- [Requirements]
Report the total number of lines that include the string "Still", without any other text.

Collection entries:
--------

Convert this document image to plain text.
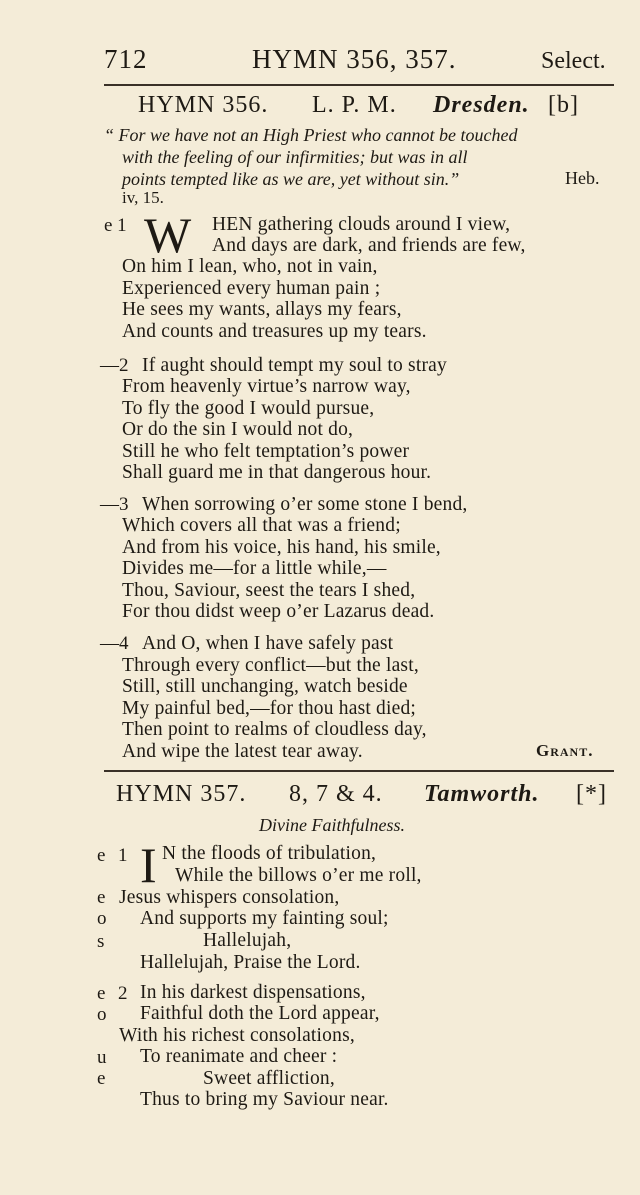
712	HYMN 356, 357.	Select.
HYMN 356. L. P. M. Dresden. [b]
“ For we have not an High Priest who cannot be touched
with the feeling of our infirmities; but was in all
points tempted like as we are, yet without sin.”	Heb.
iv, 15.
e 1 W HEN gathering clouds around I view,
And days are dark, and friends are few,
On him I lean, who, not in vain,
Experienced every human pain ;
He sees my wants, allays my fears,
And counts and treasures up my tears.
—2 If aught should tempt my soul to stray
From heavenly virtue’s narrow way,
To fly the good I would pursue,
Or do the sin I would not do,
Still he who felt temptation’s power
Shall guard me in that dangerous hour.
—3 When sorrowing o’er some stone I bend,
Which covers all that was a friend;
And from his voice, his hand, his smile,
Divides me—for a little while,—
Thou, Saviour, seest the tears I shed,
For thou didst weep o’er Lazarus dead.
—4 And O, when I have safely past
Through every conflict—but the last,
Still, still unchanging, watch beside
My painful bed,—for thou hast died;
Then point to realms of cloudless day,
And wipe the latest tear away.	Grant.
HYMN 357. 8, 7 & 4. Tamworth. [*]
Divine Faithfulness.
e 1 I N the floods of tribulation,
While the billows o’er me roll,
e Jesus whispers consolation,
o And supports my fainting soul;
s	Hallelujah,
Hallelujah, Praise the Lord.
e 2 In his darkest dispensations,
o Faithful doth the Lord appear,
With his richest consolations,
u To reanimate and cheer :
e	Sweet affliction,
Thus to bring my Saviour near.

--------

- [The answer]
2